## START DATA SUPPLIED

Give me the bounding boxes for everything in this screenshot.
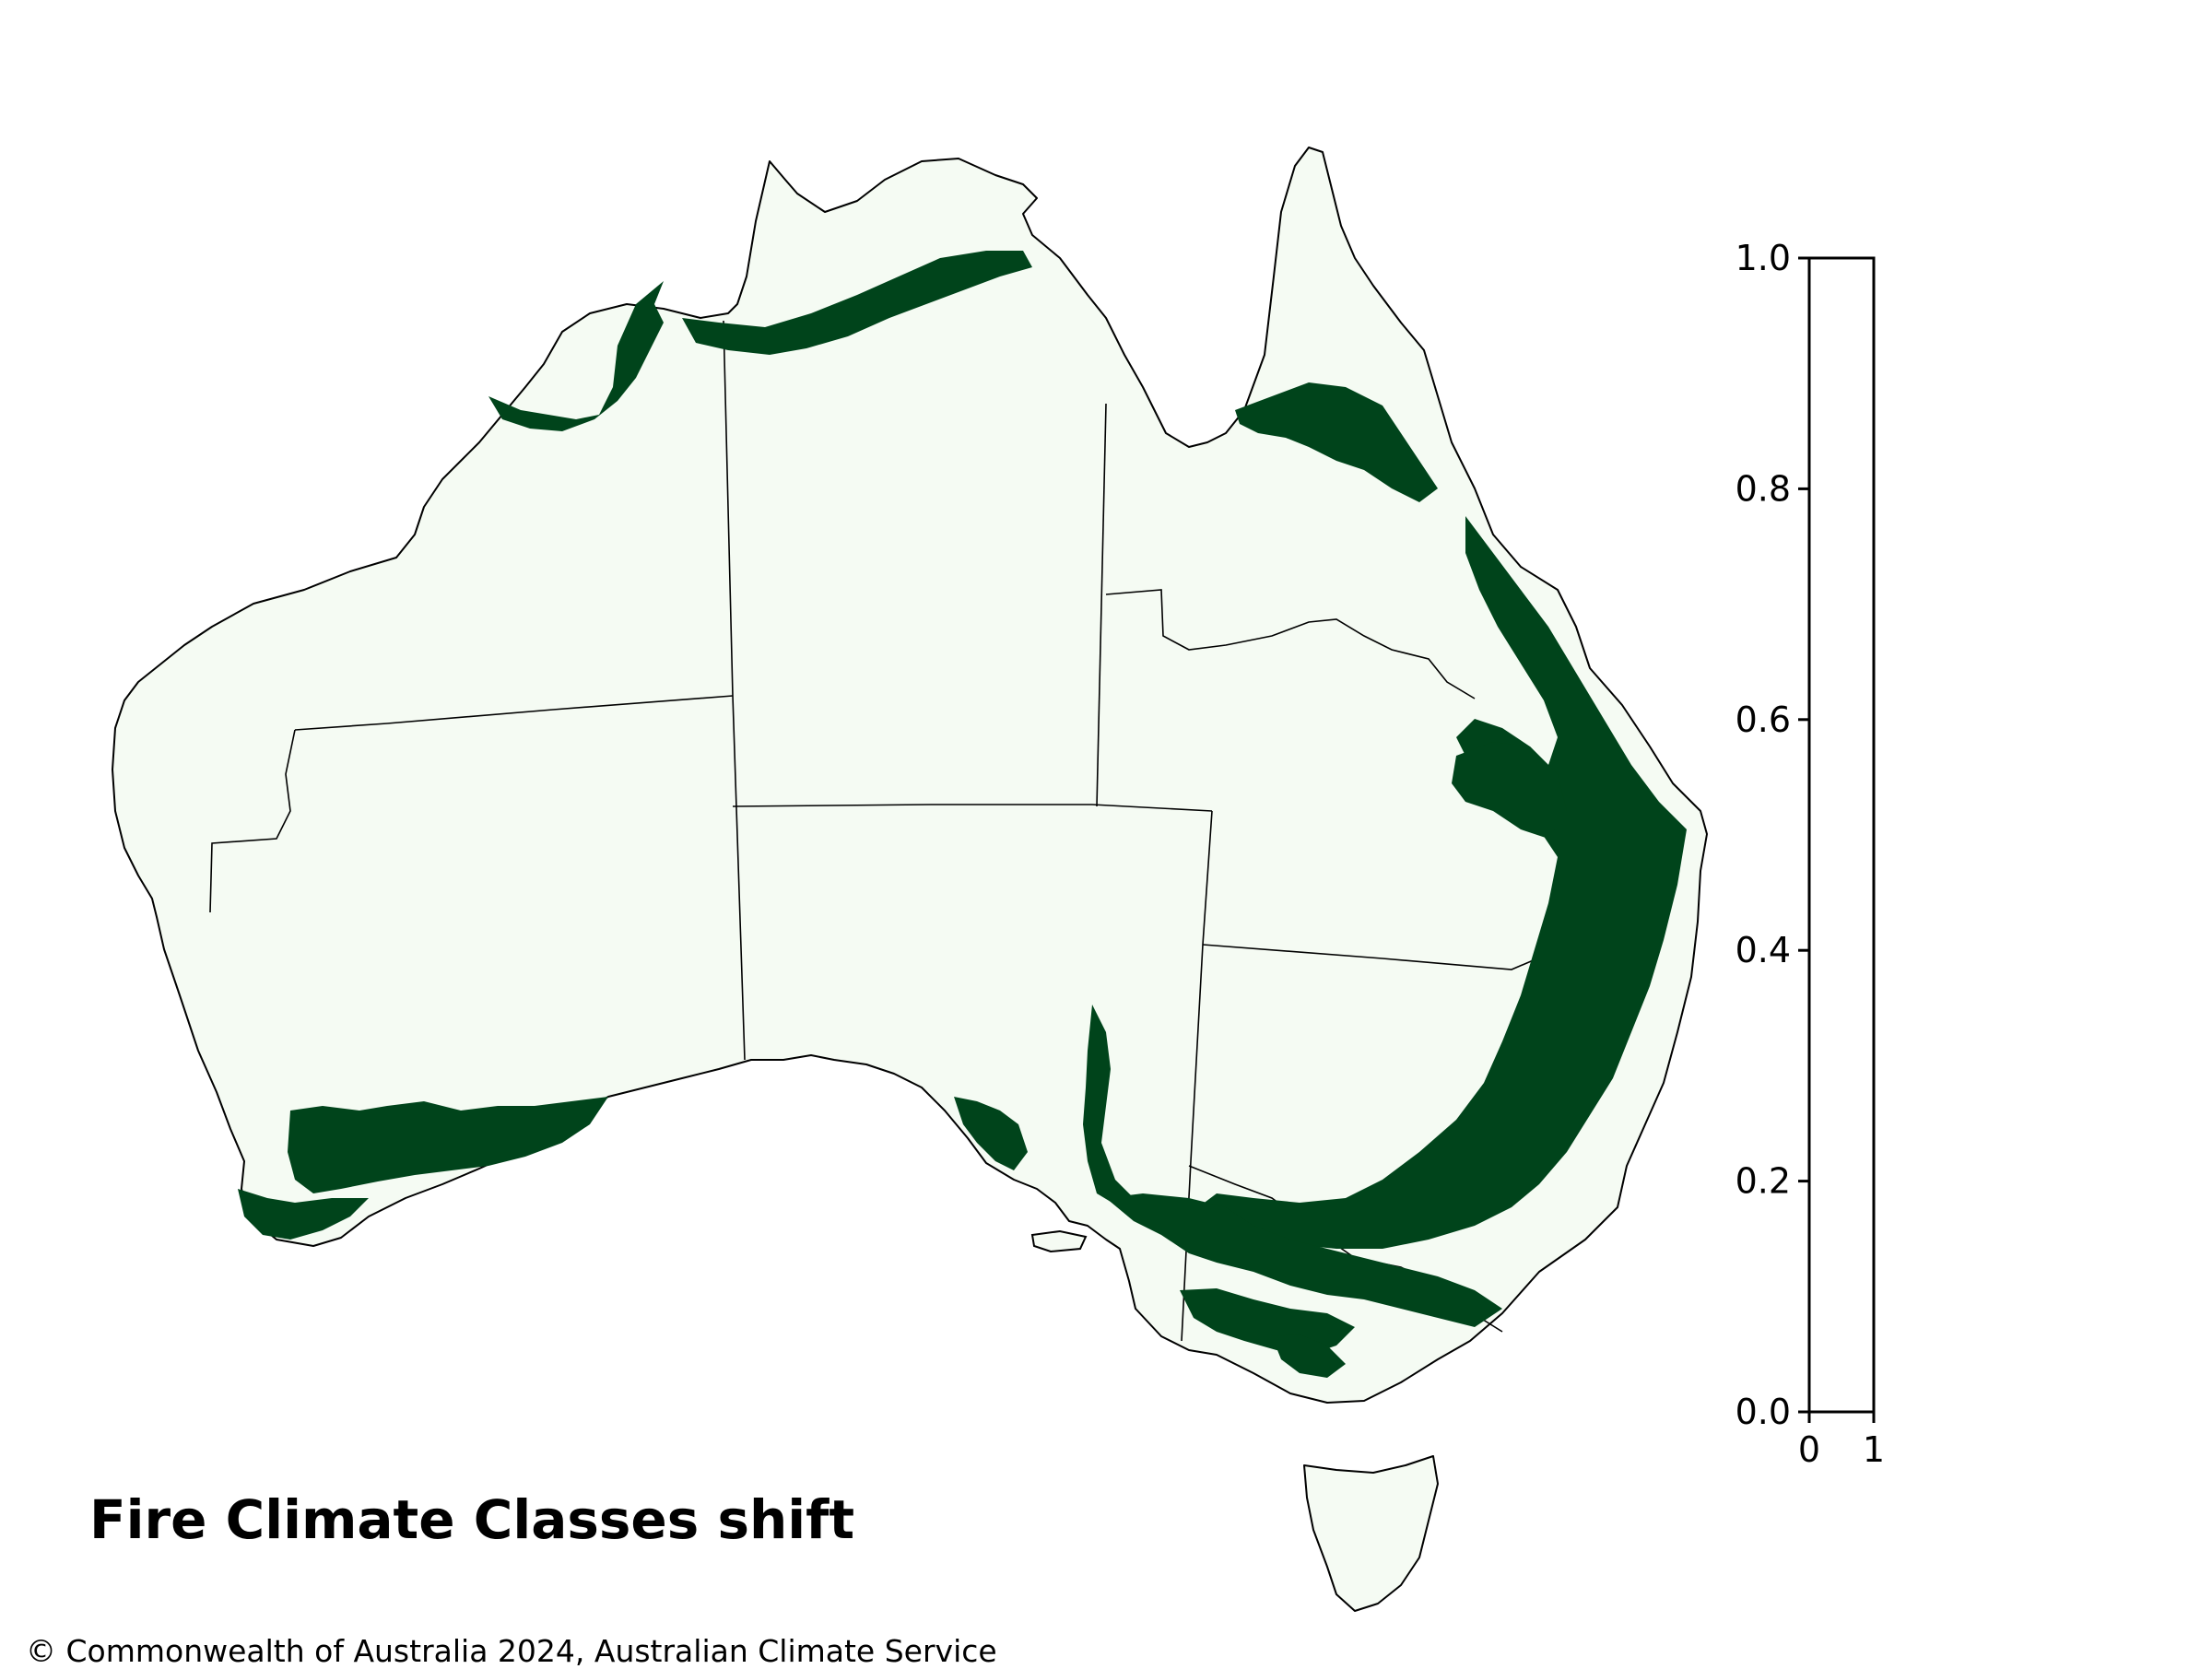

## END DATA SUPPLIED
## START DATA SUPPLIED

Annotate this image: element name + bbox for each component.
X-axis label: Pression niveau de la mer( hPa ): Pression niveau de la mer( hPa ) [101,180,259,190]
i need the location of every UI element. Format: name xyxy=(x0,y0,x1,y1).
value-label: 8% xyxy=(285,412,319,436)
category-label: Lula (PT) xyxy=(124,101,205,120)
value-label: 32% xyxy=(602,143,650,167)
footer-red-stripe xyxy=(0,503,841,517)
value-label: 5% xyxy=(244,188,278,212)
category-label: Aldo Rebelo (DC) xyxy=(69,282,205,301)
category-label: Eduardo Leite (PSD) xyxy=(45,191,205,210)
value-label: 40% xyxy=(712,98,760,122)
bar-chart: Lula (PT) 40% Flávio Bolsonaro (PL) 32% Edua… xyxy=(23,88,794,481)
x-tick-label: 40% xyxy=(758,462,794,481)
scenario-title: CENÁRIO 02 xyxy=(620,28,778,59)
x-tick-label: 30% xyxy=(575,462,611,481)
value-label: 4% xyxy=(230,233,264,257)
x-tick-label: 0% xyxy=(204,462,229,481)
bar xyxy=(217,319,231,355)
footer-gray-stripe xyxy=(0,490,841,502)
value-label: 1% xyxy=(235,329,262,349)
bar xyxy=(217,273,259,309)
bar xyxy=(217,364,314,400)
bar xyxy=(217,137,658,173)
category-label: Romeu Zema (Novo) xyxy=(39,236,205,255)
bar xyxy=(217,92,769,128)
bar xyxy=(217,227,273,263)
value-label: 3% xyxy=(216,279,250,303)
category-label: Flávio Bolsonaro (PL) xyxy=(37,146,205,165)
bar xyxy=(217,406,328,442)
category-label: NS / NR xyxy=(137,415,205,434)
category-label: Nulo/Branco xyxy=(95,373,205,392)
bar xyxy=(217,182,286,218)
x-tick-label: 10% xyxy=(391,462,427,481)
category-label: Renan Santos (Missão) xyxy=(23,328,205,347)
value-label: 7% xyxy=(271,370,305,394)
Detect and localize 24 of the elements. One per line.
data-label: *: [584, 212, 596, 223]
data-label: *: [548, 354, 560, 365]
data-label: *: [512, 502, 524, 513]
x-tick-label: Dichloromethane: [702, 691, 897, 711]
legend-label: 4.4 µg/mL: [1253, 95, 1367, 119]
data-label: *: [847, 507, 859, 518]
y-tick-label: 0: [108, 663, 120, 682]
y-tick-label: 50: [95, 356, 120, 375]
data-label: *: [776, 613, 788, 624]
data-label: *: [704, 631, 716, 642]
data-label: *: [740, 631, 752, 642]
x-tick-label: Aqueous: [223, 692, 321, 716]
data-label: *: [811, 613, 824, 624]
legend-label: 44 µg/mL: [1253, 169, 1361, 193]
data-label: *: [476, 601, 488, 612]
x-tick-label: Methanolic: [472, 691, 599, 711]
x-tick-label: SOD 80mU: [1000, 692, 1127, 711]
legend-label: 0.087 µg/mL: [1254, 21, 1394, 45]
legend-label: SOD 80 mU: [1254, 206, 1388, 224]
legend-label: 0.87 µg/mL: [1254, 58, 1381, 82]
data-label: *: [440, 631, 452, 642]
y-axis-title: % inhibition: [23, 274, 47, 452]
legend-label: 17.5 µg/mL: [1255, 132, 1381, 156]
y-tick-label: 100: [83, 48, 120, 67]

## END DATA SUPPLIED

> EXERCISE PROMPT:
Rewrite the part of the material that opens with the line containing "Detect and localize" and closes with the line containing "y-tick-label: 100: [83, 48, 120, 67]", swapping "legend-label" for "series-label" and keeping all else unchanged. Return only those lines.

> RESULT OF THIS TASK:
Detect and localize 24 of the elements. One per line.
data-label: *: [584, 212, 596, 223]
data-label: *: [548, 354, 560, 365]
data-label: *: [512, 502, 524, 513]
x-tick-label: Dichloromethane: [702, 691, 897, 711]
series-label: 4.4 µg/mL: [1253, 95, 1367, 119]
data-label: *: [847, 507, 859, 518]
y-tick-label: 0: [108, 663, 120, 682]
y-tick-label: 50: [95, 356, 120, 375]
data-label: *: [776, 613, 788, 624]
data-label: *: [704, 631, 716, 642]
data-label: *: [740, 631, 752, 642]
x-tick-label: Aqueous: [223, 692, 321, 716]
data-label: *: [811, 613, 824, 624]
series-label: 44 µg/mL: [1253, 169, 1361, 193]
data-label: *: [476, 601, 488, 612]
x-tick-label: Methanolic: [472, 691, 599, 711]
x-tick-label: SOD 80mU: [1000, 692, 1127, 711]
series-label: 0.087 µg/mL: [1254, 21, 1394, 45]
series-label: SOD 80 mU: [1254, 206, 1388, 224]
series-label: 0.87 µg/mL: [1254, 58, 1381, 82]
data-label: *: [440, 631, 452, 642]
y-axis-title: % inhibition: [23, 274, 47, 452]
series-label: 17.5 µg/mL: [1255, 132, 1381, 156]
y-tick-label: 100: [83, 48, 120, 67]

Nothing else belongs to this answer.